### THE REQUEST
Rewrite the data from its first line through the line containing "286, 1133, 695]", substituting "clickable" for "interactable" and leaving everything else as it is. Return only those lines.

◇ ◇ ◇ ◇

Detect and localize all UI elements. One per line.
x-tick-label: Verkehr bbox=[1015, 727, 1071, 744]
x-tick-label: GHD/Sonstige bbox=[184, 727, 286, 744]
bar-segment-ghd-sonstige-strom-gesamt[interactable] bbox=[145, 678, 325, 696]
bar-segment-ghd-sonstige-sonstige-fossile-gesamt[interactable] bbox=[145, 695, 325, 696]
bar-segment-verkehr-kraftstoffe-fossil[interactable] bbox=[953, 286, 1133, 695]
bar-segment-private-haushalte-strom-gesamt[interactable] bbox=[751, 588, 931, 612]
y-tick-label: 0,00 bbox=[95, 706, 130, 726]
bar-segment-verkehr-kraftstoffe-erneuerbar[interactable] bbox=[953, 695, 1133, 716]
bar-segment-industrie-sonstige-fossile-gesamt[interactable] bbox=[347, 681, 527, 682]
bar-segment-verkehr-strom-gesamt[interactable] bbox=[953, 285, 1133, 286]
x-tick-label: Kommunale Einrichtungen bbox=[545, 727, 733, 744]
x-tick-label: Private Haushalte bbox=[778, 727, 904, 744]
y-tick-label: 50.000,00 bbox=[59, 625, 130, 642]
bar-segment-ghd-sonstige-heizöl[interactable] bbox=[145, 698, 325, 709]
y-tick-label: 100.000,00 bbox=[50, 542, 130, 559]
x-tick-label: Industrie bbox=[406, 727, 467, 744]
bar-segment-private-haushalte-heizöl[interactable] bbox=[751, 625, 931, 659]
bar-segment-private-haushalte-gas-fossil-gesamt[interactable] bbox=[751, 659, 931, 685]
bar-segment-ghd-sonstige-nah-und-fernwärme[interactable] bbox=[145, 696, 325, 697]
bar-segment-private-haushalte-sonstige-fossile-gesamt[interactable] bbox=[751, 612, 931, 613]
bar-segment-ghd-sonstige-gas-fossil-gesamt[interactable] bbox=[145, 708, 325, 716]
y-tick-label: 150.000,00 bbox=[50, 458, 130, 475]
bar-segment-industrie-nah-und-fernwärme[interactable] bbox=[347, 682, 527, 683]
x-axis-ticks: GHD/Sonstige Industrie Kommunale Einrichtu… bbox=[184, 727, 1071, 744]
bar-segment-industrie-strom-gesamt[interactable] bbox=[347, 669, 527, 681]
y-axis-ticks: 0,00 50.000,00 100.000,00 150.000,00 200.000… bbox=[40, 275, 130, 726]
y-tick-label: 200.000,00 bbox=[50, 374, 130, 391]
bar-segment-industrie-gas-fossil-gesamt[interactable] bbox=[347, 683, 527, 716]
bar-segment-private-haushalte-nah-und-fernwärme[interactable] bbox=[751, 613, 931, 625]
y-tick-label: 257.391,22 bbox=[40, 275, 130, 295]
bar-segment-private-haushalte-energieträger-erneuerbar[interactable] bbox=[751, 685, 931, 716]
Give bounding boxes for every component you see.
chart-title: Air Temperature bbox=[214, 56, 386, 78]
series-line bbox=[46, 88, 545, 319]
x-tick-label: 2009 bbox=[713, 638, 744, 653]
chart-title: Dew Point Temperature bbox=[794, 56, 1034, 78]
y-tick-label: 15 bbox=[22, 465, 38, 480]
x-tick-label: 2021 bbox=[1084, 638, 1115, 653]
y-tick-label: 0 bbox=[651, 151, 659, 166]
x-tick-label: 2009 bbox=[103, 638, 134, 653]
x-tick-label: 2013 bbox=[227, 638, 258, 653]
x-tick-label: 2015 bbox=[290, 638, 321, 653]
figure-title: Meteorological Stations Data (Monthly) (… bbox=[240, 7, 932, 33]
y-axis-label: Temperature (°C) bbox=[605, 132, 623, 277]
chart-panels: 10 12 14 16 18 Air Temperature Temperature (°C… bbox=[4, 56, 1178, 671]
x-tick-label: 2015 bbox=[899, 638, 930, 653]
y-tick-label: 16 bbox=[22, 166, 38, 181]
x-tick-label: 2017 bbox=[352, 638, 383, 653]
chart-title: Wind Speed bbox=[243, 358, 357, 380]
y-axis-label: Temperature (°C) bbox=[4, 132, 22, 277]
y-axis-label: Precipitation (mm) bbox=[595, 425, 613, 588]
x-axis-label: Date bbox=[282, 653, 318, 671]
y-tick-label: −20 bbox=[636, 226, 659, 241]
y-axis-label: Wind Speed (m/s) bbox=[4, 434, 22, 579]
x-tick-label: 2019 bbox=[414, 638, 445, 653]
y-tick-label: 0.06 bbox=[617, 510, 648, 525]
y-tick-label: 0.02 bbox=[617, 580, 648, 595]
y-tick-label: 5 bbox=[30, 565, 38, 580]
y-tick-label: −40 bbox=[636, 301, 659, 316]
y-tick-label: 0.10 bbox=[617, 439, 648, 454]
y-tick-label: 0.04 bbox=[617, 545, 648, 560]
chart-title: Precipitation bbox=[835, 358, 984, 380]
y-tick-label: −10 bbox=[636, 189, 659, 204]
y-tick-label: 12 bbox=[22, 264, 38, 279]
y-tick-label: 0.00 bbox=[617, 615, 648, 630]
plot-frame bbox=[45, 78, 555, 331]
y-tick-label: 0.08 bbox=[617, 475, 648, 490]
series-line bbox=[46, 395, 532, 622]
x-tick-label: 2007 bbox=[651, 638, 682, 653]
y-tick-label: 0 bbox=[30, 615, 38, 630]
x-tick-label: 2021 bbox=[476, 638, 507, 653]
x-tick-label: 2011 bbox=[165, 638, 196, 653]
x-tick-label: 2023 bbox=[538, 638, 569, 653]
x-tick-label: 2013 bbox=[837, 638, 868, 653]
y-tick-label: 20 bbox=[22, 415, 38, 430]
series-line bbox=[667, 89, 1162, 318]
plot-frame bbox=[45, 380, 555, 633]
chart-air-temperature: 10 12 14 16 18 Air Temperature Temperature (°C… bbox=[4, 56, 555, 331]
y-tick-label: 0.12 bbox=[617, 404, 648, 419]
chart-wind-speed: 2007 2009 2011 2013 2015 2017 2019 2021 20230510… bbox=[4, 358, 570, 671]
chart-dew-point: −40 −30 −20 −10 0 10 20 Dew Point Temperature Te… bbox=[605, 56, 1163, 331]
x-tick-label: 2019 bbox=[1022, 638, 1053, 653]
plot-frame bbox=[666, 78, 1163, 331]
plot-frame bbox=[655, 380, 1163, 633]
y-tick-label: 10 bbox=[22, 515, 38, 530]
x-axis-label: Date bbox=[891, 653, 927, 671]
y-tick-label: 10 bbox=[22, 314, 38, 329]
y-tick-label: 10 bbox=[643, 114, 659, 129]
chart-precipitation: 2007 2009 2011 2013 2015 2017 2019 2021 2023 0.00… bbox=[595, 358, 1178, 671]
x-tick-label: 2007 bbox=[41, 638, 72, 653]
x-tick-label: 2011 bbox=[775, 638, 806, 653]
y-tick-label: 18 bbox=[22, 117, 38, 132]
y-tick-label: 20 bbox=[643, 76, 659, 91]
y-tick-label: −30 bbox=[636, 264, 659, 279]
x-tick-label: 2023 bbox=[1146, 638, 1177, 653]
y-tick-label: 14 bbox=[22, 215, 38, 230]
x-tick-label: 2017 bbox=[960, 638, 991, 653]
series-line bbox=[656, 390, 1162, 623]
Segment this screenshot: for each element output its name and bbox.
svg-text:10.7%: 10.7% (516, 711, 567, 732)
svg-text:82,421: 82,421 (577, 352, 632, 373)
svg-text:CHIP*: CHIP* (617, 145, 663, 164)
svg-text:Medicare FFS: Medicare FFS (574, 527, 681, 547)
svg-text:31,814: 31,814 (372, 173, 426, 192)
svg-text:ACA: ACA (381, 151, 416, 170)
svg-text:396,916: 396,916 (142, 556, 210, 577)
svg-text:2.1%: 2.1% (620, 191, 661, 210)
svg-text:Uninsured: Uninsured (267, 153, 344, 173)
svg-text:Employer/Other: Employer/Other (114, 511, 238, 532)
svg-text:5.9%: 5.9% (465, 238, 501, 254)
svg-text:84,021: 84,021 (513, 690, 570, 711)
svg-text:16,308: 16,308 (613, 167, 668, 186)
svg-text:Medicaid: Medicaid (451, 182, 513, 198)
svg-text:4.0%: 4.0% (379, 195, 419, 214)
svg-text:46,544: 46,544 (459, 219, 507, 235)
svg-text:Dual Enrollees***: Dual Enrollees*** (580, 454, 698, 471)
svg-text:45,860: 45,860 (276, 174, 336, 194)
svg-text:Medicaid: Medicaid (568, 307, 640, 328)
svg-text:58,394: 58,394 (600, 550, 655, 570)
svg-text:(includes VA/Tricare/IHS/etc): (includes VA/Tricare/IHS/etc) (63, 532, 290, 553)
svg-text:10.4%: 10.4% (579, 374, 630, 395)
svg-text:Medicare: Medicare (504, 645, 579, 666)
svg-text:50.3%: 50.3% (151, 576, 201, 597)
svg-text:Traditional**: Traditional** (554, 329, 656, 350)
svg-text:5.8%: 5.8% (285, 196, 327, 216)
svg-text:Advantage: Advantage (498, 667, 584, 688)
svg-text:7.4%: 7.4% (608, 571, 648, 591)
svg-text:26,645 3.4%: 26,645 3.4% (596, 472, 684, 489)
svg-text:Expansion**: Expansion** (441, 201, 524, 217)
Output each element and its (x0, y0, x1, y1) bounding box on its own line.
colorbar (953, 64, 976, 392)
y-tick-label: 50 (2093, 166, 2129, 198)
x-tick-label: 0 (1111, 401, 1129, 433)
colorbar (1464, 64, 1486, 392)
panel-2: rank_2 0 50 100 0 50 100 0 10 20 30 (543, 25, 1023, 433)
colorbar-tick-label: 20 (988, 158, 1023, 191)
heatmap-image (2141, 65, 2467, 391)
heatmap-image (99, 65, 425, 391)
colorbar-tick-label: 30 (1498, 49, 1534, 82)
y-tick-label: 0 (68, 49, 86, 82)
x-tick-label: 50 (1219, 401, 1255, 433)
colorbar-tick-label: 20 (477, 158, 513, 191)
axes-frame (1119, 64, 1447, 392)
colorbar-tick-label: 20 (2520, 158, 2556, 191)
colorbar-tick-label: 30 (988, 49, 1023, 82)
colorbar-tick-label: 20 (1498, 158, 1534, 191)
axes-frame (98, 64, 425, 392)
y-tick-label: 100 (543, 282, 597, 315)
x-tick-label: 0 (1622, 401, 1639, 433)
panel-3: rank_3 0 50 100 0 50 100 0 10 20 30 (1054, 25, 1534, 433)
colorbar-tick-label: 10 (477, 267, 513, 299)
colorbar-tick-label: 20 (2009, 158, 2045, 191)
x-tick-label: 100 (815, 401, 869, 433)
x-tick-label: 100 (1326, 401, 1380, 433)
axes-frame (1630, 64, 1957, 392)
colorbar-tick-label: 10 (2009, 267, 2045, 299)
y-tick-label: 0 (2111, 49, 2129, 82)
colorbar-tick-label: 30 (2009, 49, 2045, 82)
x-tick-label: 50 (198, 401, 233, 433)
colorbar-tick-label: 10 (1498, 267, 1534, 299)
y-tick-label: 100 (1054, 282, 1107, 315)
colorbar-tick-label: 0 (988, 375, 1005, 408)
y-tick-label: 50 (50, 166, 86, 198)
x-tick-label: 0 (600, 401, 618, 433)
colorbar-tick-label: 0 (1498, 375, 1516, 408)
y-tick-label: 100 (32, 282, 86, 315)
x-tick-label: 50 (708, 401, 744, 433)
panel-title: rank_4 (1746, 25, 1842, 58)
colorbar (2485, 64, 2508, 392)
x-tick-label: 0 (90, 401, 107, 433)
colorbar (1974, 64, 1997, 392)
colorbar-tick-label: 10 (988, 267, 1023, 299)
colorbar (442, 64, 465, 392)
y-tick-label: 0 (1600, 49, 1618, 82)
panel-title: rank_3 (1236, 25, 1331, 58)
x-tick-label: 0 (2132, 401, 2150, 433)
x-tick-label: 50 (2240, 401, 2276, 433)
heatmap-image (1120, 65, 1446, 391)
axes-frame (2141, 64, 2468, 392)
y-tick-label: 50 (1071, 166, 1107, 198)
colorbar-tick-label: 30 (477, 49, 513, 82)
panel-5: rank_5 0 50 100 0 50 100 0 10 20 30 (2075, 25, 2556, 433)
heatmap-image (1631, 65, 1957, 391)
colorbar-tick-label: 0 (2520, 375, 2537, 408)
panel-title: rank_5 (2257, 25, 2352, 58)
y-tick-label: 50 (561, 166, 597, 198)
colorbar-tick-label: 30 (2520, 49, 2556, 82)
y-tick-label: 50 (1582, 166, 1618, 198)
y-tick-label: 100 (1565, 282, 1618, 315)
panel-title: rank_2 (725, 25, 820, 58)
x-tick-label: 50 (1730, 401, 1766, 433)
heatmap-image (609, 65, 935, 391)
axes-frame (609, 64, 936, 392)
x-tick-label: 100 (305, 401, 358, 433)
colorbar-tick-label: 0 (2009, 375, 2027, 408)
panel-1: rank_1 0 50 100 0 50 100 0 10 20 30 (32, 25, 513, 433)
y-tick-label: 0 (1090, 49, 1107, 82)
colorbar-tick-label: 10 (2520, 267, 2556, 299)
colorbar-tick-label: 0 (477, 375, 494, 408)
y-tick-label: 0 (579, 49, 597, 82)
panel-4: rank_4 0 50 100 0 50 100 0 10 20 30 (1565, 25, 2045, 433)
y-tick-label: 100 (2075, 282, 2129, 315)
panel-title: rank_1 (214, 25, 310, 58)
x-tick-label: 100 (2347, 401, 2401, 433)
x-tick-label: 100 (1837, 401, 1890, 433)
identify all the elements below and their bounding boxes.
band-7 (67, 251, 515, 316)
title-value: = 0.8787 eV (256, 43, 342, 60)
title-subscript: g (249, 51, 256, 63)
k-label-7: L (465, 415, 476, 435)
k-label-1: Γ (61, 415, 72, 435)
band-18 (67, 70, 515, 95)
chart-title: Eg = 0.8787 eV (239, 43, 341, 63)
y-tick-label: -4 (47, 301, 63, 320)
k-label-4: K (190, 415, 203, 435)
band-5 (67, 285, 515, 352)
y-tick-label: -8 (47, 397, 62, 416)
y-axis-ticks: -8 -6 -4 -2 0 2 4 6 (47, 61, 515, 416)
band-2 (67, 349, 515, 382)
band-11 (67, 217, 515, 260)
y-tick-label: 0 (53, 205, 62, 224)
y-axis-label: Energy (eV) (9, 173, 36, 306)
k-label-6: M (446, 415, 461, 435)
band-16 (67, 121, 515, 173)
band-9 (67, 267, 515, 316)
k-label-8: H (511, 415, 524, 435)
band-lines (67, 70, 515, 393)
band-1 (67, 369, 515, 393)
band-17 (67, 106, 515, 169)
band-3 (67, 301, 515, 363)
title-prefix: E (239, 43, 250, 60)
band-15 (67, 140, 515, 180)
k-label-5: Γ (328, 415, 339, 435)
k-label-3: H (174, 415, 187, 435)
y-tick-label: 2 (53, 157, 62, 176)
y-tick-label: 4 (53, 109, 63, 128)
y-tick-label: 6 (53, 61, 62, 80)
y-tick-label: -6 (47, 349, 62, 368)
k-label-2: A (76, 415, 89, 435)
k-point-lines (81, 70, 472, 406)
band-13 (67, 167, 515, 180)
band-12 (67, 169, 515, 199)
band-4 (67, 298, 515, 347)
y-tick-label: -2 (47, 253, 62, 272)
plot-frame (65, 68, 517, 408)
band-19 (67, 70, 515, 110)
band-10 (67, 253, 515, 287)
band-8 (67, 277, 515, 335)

◇ ◇ ◇ ◇

### EXERCISE ANSWER
Detect and localize all UI elements. One per line.
x-tick-label: Verkehr bbox=[1015, 727, 1071, 744]
x-tick-label: GHD/Sonstige bbox=[184, 727, 286, 744]
bar-segment-ghd-sonstige-strom-gesamt[clickable] bbox=[145, 678, 325, 696]
bar-segment-ghd-sonstige-sonstige-fossile-gesamt[clickable] bbox=[145, 695, 325, 696]
bar-segment-verkehr-kraftstoffe-fossil[clickable] bbox=[953, 286, 1133, 695]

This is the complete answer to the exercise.